Work to be completed - Extract all of the entries and give them again, word for word.

Data supplied -
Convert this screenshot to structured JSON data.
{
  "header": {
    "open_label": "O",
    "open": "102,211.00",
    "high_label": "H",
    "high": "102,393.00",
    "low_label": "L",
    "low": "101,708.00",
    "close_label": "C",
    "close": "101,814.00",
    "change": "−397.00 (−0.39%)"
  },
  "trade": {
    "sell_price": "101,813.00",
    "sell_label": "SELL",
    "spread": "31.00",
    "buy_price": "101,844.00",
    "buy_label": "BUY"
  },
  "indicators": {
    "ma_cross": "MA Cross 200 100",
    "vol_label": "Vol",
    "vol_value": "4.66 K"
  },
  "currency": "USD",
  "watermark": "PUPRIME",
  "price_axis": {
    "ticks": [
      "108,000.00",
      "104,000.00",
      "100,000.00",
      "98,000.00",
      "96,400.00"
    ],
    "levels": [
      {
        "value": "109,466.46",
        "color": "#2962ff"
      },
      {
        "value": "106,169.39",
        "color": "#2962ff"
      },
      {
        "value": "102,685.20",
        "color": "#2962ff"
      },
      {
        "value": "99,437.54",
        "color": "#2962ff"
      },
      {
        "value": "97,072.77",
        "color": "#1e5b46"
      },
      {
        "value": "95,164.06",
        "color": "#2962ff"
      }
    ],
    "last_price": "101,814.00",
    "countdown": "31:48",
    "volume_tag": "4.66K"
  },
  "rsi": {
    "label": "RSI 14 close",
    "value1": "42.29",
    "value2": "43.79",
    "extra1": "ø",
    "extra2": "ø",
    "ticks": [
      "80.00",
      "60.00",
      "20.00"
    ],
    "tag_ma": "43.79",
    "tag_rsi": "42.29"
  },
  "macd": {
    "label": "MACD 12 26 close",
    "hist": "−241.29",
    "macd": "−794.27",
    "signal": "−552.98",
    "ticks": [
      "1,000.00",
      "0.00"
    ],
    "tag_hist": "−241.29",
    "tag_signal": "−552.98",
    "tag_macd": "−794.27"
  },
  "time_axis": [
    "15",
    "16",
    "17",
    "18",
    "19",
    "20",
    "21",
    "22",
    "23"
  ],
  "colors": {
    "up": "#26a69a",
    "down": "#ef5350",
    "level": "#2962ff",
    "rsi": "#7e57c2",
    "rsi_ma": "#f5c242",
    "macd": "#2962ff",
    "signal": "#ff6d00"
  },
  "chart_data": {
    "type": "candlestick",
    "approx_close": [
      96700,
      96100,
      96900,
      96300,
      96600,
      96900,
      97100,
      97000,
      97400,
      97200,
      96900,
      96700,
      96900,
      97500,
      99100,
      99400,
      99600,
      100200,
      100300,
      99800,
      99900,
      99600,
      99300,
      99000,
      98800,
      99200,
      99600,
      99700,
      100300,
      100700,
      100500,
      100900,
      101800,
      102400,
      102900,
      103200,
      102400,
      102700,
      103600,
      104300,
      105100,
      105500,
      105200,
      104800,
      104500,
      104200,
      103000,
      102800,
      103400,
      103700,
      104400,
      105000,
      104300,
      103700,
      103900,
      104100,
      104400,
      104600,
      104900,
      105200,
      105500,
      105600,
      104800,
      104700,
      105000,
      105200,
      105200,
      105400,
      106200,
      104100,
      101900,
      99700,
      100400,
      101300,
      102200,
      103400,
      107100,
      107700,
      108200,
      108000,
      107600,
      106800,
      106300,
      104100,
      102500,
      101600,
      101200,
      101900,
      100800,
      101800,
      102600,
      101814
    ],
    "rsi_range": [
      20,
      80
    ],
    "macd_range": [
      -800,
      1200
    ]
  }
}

Exercise answer -
Convert this screenshot to structured JSON data.
{
  "header": {
    "open_label": "O",
    "open": "102,211.00",
    "high_label": "H",
    "high": "102,393.00",
    "low_label": "L",
    "low": "101,708.00",
    "close_label": "C",
    "close": "101,814.00",
    "change": "−397.00 (−0.39%)"
  },
  "trade": {
    "sell_price": "101,813.00",
    "sell_label": "SELL",
    "spread": "31.00",
    "buy_price": "101,844.00",
    "buy_label": "BUY"
  },
  "indicators": {
    "ma_cross": "MA Cross 200 100",
    "vol_label": "Vol",
    "vol_value": "4.66 K"
  },
  "currency": "USD",
  "watermark": "PUPRIME",
  "price_axis": {
    "ticks": [
      "108,000.00",
      "104,000.00",
      "100,000.00",
      "98,000.00",
      "96,400.00"
    ],
    "levels": [
      {
        "value": "109,466.46",
        "color": "#2962ff"
      },
      {
        "value": "106,169.39",
        "color": "#2962ff"
      },
      {
        "value": "102,685.20",
        "color": "#2962ff"
      },
      {
        "value": "99,437.54",
        "color": "#2962ff"
      },
      {
        "value": "97,072.77",
        "color": "#1e5b46"
      },
      {
        "value": "95,164.06",
        "color": "#2962ff"
      }
    ],
    "last_price": "101,814.00",
    "countdown": "31:48",
    "volume_tag": "4.66K"
  },
  "rsi": {
    "label": "RSI 14 close",
    "value1": "42.29",
    "value2": "43.79",
    "extra1": "ø",
    "extra2": "ø",
    "ticks": [
      "80.00",
      "60.00",
      "20.00"
    ],
    "tag_ma": "43.79",
    "tag_rsi": "42.29"
  },
  "macd": {
    "label": "MACD 12 26 close",
    "hist": "−241.29",
    "macd": "−794.27",
    "signal": "−552.98",
    "ticks": [
      "1,000.00",
      "0.00"
    ],
    "tag_hist": "−241.29",
    "tag_signal": "−552.98",
    "tag_macd": "−794.27"
  },
  "time_axis": [
    "15",
    "16",
    "17",
    "18",
    "19",
    "20",
    "21",
    "22",
    "23"
  ],
  "colors": {
    "up": "#26a69a",
    "down": "#ef5350",
    "level": "#2962ff",
    "rsi": "#7e57c2",
    "rsi_ma": "#f5c242",
    "macd": "#2962ff",
    "signal": "#ff6d00"
  },
  "chart_data": {
    "type": "candlestick",
    "approx_close": [
      96700,
      96100,
      96900,
      96300,
      96600,
      96900,
      97100,
      97000,
      97400,
      97200,
      96900,
      96700,
      96900,
      97500,
      99100,
      99400,
      99600,
      100200,
      100300,
      99800,
      99900,
      99600,
      99300,
      99000,
      98800,
      99200,
      99600,
      99700,
      100300,
      100700,
      100500,
      100900,
      101800,
      102400,
      102900,
      103200,
      102400,
      102700,
      103600,
      104300,
      105100,
      105500,
      105200,
      104800,
      104500,
      104200,
      103000,
      102800,
      103400,
      103700,
      104400,
      105000,
      104300,
      103700,
      103900,
      104100,
      104400,
      104600,
      104900,
      105200,
      105500,
      105600,
      104800,
      104700,
      105000,
      105200,
      105200,
      105400,
      106200,
      104100,
      101900,
      99700,
      100400,
      101300,
      102200,
      103400,
      107100,
      107700,
      108200,
      108000,
      107600,
      106800,
      106300,
      104100,
      102500,
      101600,
      101200,
      101900,
      100800,
      101800,
      102600,
      101814
    ],
    "rsi_range": [
      20,
      80
    ],
    "macd_range": [
      -800,
      1200
    ]
  }
}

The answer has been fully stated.